◆ AIM:
What do the lines from the one containing "Give me a plain-text" through the end of the entries say? Quote them exactly, and only them.

◆ DATA FOR THE TASK:
● ● ● ●

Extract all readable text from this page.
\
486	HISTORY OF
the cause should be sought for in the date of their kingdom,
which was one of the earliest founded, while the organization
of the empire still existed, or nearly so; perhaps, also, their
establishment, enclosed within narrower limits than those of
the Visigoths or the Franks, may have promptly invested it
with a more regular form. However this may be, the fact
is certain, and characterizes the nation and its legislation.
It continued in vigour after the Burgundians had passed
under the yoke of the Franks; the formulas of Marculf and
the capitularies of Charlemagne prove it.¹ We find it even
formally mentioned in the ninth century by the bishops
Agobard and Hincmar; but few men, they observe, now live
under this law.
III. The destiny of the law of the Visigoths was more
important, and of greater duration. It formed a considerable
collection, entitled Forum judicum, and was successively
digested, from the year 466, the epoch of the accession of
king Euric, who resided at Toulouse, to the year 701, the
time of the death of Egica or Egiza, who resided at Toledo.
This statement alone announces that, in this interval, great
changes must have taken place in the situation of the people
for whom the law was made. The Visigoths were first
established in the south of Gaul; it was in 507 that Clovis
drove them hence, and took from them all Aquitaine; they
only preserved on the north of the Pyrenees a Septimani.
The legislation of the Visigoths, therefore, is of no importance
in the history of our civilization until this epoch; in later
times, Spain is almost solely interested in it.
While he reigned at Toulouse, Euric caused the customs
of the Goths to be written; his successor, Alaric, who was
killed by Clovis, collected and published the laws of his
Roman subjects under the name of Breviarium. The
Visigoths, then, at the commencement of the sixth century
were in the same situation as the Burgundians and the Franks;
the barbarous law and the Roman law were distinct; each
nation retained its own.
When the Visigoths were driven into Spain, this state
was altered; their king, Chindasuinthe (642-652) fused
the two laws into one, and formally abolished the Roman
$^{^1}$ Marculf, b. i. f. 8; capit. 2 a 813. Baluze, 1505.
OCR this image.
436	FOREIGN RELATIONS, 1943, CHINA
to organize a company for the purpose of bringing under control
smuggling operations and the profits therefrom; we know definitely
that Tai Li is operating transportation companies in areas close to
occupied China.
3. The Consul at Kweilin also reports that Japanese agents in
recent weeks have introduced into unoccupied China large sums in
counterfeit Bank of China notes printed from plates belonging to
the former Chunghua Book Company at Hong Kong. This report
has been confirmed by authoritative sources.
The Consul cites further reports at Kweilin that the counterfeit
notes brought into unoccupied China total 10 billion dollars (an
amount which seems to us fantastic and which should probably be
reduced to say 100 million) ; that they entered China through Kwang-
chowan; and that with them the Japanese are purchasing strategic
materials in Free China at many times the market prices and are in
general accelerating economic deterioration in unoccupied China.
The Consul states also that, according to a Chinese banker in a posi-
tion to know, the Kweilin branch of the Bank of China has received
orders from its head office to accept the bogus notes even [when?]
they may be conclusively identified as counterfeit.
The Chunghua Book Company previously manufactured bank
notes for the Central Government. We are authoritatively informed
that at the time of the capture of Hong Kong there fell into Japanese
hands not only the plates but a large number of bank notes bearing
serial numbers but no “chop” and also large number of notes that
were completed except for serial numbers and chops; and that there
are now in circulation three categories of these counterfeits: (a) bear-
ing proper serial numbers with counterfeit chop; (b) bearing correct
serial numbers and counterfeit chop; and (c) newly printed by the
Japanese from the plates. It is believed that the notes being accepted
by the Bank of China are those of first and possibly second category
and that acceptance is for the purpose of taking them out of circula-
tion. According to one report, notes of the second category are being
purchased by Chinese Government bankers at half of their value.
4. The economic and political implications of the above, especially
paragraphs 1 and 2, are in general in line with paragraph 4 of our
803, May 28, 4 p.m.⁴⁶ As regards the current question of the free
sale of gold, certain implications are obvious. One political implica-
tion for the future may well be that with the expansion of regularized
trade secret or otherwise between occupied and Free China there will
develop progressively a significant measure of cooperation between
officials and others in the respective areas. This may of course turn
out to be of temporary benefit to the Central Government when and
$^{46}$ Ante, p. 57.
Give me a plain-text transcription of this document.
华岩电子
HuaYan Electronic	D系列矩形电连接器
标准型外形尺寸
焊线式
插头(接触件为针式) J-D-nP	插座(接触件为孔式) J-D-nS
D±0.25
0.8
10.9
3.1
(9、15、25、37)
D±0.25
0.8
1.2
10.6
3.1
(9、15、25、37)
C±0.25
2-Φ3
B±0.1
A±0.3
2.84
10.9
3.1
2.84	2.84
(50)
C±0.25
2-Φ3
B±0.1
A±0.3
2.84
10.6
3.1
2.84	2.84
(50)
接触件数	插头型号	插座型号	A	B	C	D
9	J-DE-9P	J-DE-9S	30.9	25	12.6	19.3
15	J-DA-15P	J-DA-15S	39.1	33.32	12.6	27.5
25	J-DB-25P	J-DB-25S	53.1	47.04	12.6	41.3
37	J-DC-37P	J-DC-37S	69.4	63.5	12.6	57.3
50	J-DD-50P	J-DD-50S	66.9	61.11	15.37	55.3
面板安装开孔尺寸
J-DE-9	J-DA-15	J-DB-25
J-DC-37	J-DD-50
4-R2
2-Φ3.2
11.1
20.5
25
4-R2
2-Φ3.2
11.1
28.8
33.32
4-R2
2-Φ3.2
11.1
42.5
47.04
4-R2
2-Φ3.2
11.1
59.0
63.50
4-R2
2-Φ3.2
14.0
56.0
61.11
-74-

● ● ● ●

◆ FULL OUTPUT:
Give me a plain-text transcription of this document.
华岩电子
HuaYan Electronic	D系列矩形电连接器
标准型外形尺寸
焊线式
插头(接触件为针式) J-D-nP	插座(接触件为孔式) J-D-nS
D±0.25
0.8
10.9
3.1
(9、15、25、37)
D±0.25
0.8
1.2
10.6
3.1
(9、15、25、37)
C±0.25
2-Φ3
B±0.1
A±0.3
2.84
10.9
3.1
2.84	2.84
(50)
C±0.25
2-Φ3
B±0.1
A±0.3
2.84
10.6
3.1
2.84	2.84
(50)
接触件数	插头型号	插座型号	A	B	C	D
9	J-DE-9P	J-DE-9S	30.9	25	12.6	19.3
15	J-DA-15P	J-DA-15S	39.1	33.32	12.6	27.5
25	J-DB-25P	J-DB-25S	53.1	47.04	12.6	41.3
37	J-DC-37P	J-DC-37S	69.4	63.5	12.6	57.3
50	J-DD-50P	J-DD-50S	66.9	61.11	15.37	55.3
面板安装开孔尺寸
J-DE-9	J-DA-15	J-DB-25
J-DC-37	J-DD-50
4-R2
2-Φ3.2
11.1
20.5
25
4-R2
2-Φ3.2
11.1
28.8
33.32
4-R2
2-Φ3.2
11.1
42.5
47.04
4-R2
2-Φ3.2
11.1
59.0
63.50
4-R2
2-Φ3.2
14.0
56.0
61.11
-74-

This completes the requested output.